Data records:
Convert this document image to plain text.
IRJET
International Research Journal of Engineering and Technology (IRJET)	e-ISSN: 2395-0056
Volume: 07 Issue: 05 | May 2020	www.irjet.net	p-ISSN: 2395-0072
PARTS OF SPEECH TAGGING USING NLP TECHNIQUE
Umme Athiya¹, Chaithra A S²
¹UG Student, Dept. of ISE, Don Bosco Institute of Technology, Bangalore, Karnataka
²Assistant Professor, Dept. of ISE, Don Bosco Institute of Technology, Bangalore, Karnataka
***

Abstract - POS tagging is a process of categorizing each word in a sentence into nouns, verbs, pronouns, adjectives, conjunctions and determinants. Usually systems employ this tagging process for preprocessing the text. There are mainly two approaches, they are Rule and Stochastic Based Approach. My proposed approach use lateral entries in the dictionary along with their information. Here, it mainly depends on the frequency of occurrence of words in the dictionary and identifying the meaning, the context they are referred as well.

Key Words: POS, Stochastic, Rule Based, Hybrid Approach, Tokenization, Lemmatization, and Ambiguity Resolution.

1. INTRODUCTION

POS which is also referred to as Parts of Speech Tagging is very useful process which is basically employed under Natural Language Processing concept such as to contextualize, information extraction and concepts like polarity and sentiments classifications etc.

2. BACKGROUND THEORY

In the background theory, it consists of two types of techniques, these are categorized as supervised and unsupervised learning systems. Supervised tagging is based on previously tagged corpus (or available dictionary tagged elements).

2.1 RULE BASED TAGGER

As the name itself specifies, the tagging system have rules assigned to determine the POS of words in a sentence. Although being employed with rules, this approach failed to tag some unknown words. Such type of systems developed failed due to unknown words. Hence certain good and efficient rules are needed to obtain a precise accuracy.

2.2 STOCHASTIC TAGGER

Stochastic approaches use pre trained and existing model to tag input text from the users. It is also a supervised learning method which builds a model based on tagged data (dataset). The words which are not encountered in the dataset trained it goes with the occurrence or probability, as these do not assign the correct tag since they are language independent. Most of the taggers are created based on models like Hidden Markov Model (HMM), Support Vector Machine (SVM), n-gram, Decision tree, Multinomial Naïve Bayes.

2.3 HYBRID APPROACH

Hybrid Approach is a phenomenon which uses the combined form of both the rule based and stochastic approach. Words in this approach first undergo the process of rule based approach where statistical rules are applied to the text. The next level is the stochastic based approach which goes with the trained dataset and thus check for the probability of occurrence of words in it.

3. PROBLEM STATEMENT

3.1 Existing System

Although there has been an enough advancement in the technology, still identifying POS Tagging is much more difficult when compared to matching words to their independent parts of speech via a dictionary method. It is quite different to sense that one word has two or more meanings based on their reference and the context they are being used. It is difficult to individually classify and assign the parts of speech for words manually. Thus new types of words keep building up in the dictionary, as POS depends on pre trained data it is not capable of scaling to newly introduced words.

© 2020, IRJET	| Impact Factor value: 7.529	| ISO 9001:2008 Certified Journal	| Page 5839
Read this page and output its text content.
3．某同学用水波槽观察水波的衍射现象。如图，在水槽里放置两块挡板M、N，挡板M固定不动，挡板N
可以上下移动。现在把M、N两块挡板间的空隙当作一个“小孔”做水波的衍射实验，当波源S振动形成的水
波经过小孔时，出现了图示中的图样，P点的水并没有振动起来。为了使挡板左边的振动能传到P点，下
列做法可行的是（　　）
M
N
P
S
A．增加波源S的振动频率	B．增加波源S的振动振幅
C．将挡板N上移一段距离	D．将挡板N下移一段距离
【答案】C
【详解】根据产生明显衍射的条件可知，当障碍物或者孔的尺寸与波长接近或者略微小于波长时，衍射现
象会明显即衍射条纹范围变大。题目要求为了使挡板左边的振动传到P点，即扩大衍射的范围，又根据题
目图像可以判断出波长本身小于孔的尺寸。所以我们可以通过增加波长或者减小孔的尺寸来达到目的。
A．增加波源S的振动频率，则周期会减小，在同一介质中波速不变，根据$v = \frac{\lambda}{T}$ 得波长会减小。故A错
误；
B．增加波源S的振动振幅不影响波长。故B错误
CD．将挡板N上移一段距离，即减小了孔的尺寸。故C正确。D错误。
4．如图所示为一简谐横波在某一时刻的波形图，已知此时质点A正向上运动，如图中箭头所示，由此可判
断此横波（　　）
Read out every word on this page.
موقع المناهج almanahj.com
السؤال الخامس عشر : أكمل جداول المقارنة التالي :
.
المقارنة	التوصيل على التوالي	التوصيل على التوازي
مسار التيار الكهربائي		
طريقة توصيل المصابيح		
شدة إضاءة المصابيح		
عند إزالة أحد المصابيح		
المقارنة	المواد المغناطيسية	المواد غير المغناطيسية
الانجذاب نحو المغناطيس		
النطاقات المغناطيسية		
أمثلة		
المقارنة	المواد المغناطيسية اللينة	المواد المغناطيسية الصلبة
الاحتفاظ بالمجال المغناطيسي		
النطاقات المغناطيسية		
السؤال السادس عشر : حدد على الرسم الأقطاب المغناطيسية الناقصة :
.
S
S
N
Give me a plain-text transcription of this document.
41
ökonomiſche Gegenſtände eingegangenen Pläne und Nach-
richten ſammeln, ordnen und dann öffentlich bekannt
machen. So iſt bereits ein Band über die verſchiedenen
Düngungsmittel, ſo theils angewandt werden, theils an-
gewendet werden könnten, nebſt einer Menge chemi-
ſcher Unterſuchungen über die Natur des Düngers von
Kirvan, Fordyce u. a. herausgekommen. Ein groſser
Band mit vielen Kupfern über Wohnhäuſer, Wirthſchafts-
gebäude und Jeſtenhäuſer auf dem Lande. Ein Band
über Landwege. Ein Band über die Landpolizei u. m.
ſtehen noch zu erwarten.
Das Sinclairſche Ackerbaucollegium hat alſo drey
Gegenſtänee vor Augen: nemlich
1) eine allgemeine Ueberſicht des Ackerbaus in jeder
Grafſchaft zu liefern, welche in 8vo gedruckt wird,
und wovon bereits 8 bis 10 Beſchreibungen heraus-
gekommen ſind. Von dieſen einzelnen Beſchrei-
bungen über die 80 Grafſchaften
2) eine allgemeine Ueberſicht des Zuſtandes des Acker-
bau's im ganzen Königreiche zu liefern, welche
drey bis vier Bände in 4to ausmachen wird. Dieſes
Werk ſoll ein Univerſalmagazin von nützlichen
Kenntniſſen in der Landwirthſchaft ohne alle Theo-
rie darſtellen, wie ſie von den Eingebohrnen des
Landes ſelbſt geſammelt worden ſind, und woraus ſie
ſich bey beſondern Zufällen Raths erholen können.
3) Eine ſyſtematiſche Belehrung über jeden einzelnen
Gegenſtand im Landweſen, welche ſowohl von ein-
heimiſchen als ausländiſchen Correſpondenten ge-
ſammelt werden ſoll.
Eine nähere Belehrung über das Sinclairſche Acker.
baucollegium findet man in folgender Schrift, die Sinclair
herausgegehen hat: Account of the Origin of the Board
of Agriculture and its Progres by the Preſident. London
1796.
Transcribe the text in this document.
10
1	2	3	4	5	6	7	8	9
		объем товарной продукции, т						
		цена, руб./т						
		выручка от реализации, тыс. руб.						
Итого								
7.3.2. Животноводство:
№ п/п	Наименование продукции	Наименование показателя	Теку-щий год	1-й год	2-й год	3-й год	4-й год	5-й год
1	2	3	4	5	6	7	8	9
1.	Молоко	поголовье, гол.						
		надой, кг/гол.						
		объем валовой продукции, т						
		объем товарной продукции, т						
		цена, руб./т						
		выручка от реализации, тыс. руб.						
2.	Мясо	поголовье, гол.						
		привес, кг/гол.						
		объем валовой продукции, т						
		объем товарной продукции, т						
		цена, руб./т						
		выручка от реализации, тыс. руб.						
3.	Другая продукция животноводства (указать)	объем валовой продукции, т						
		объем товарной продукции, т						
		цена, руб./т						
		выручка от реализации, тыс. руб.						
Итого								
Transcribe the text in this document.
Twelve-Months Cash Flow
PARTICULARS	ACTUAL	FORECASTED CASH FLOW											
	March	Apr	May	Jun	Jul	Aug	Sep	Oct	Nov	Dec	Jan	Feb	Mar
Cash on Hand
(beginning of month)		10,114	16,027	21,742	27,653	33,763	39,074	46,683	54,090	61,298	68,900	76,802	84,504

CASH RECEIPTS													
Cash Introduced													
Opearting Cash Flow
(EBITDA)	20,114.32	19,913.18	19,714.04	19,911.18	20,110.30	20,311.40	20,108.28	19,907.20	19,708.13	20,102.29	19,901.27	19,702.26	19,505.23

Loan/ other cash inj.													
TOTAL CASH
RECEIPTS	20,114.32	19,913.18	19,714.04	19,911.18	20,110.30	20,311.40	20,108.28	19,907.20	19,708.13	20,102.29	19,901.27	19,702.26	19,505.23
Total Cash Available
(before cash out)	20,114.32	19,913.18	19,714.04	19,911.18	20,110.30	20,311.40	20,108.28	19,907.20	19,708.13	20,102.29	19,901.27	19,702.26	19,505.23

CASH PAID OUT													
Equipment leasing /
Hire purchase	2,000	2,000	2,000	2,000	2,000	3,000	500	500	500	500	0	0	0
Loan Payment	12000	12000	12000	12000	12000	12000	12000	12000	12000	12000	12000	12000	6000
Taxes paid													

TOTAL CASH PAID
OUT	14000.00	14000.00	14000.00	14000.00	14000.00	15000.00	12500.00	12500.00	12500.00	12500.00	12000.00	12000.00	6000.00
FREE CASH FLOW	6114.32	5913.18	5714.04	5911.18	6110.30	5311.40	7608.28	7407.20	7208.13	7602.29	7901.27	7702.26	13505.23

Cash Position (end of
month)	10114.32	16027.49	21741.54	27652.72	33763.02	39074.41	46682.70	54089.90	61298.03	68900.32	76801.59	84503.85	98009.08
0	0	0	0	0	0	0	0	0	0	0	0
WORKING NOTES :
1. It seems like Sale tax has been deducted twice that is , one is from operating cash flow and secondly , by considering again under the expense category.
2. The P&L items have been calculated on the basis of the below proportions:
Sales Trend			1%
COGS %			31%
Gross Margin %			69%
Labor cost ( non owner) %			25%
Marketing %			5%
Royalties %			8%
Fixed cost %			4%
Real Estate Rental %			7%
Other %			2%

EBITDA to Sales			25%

▸ **Exercise**
Gather each line in the data that holds the string "Loan".

▸ **In response**
Loan/ other cash inj.													
Loan Payment	12000	12000	12000	12000	12000	12000	12000	12000	12000	12000	12000	12000	6000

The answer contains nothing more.